* Supplied data:

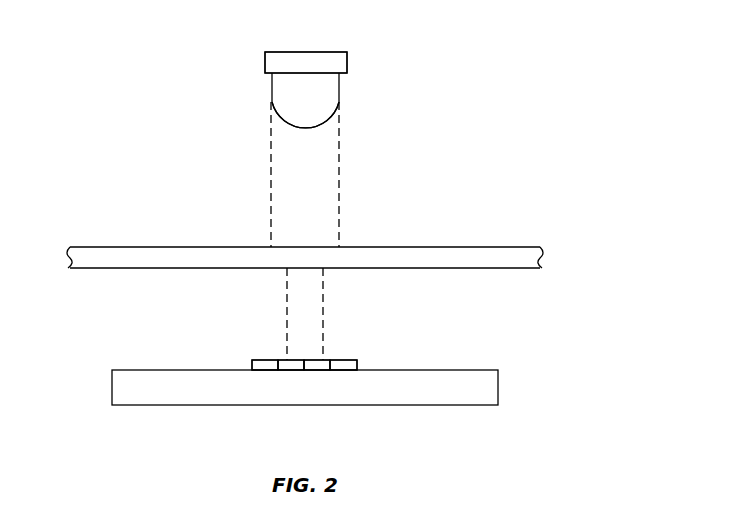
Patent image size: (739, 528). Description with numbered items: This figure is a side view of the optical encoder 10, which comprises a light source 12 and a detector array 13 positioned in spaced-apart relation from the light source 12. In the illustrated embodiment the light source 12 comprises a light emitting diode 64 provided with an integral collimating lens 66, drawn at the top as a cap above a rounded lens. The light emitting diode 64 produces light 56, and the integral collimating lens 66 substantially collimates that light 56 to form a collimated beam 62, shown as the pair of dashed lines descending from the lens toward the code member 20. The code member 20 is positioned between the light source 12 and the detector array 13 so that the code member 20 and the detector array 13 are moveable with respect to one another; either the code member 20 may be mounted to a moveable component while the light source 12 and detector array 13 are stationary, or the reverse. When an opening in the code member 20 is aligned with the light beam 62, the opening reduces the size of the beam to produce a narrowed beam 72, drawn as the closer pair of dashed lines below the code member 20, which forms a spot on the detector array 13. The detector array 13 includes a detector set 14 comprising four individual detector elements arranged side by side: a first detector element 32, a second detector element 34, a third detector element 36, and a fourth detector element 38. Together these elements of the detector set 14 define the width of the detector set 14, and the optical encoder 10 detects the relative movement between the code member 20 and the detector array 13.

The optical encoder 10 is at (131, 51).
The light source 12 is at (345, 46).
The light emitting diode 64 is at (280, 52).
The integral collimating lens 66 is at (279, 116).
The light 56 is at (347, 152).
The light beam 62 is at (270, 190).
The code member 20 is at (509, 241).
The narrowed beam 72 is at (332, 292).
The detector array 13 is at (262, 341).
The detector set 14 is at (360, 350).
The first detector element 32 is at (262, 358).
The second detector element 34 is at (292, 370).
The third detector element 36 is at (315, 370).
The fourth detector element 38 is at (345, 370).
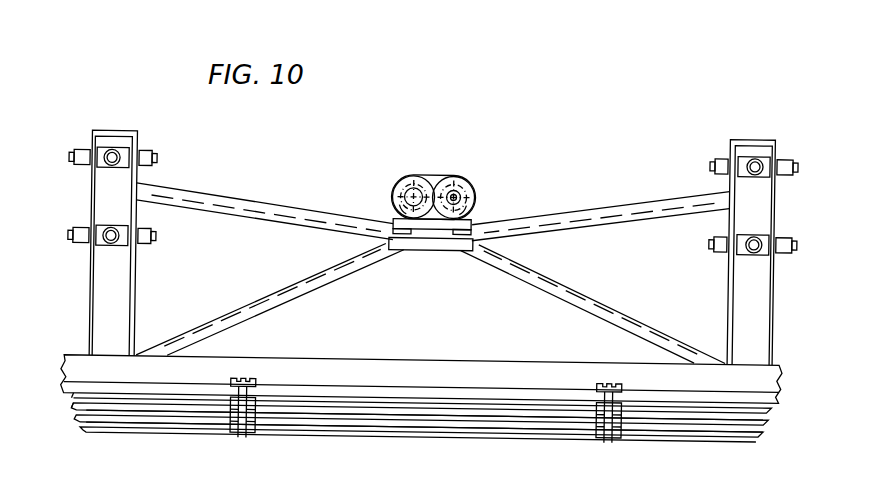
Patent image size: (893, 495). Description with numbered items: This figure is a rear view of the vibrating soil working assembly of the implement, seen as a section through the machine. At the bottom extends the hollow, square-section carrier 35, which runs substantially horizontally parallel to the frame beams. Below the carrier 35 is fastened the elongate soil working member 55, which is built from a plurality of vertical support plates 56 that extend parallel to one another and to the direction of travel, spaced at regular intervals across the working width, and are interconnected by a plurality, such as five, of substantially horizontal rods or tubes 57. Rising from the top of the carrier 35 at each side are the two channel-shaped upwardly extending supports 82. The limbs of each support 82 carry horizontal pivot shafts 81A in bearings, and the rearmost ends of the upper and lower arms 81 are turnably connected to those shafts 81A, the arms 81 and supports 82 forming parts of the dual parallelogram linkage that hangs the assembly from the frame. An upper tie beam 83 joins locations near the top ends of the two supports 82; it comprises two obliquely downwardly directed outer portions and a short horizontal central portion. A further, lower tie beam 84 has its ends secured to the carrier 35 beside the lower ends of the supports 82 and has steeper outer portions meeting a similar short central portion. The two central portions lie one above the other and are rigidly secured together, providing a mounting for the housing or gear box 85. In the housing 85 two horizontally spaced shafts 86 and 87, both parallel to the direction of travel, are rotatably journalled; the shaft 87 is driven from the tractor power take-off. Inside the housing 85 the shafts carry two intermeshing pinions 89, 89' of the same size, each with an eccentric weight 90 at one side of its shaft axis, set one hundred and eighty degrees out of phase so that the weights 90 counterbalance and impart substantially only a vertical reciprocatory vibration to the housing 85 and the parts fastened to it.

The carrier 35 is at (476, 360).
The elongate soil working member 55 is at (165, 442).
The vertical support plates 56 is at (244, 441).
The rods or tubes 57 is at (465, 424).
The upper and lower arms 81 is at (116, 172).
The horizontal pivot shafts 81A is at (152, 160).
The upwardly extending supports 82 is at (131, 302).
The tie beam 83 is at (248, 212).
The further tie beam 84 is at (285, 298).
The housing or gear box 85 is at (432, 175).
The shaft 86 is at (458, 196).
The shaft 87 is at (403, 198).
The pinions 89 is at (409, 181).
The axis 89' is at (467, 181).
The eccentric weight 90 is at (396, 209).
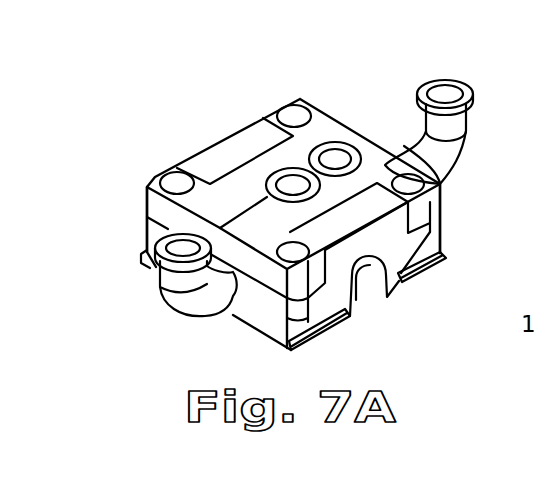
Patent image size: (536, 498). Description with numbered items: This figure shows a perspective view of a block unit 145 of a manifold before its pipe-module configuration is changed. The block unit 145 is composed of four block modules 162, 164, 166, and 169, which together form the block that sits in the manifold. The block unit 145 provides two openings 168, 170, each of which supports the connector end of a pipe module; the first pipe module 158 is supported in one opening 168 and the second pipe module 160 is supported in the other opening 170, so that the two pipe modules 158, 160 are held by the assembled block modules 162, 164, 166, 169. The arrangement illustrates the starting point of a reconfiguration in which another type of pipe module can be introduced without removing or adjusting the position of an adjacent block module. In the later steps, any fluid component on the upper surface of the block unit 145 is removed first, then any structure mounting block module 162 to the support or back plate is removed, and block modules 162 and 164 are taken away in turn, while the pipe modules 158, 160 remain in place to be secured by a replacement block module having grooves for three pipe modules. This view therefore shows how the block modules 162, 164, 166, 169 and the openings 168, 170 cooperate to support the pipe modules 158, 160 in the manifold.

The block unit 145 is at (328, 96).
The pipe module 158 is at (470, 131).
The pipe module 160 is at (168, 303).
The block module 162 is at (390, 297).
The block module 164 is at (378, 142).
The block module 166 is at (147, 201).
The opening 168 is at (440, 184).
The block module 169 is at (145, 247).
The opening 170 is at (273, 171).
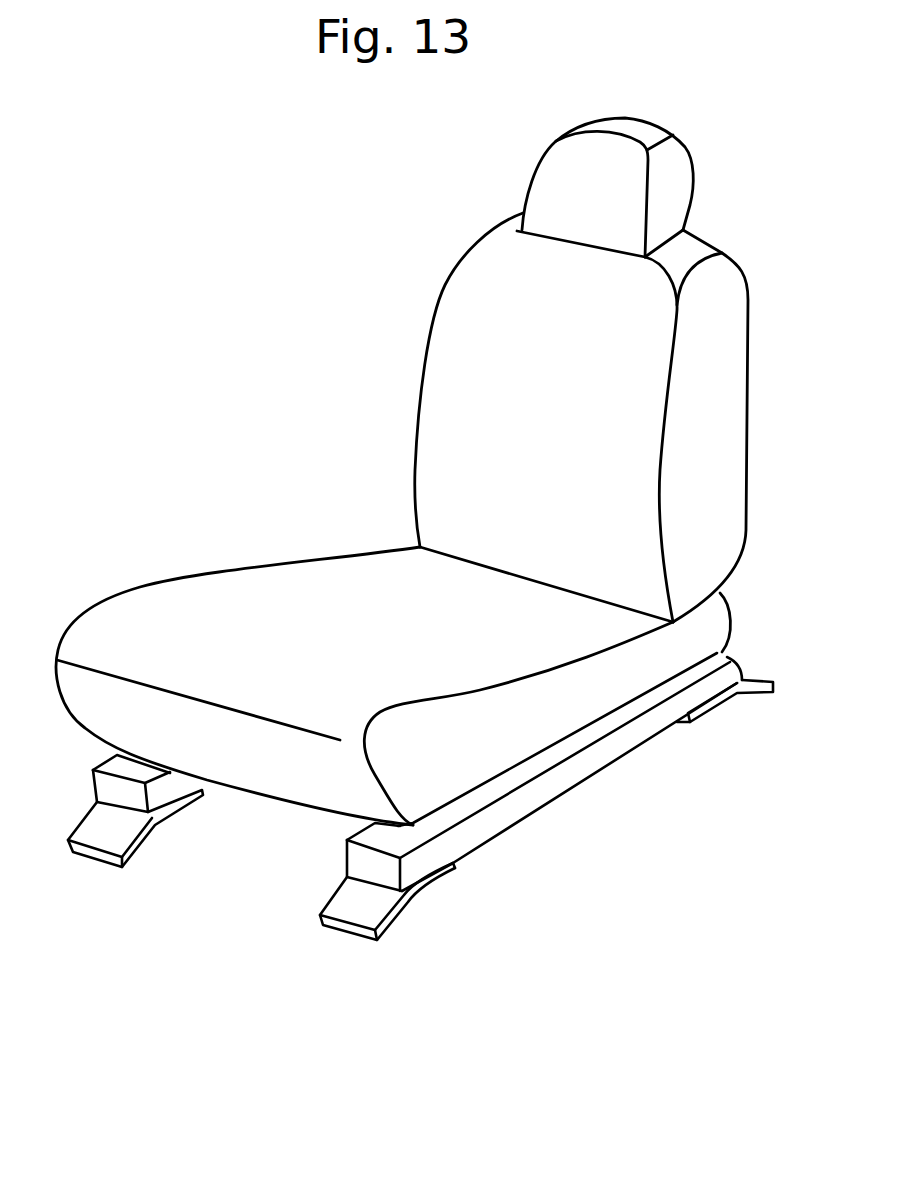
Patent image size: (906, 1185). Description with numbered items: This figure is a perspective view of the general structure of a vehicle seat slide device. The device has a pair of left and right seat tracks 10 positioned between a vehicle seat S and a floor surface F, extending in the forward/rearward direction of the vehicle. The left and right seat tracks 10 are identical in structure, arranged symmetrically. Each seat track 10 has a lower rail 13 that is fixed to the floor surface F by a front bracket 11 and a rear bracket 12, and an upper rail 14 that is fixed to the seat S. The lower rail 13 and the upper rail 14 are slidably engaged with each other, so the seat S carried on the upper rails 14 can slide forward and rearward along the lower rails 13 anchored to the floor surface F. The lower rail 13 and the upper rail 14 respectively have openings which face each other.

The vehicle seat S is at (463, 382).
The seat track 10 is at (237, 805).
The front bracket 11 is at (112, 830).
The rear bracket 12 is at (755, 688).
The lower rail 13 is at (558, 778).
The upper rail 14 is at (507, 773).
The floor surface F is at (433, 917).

* Exercise details: Rewrite the lines from the one that has "Patent image size: (906, 1185)." through the end of the items as a Markdown table with two columns, No. and Line. Number the rows in order in the No. column and skip any blank lines.

* Expected answer:
| No. | Line |
|---|---|
| 1 | Patent image size: (906, 1185). Description with numbered items: This figure is a perspective view of the general structure of a vehicle seat slide device. The device has a pair of left and right seat tracks 10 positioned between a vehicle seat S and a floor surface F, extending in the forward/rearward direction of the vehicle. The left and right seat tracks 10 are identical in structure, arranged symmetrically. Each seat track 10 has a lower rail 13 that is fixed to the floor surface F by a front bracket 11 and a rear bracket 12, and an upper rail 14 that is fixed to the seat S. The lower rail 13 and the upper rail 14 are slidably engaged with each other, so the seat S carried on the upper rails 14 can slide forward and rearward along the lower rails 13 anchored to the floor surface F. The lower rail 13 and the upper rail 14 respectively have openings which face each other. |
| 2 | The vehicle seat S is at (463, 382). |
| 3 | The seat track 10 is at (237, 805). |
| 4 | The front bracket 11 is at (112, 830). |
| 5 | The rear bracket 12 is at (755, 688). |
| 6 | The lower rail 13 is at (558, 778). |
| 7 | The upper rail 14 is at (507, 773). |
| 8 | The floor surface F is at (433, 917). |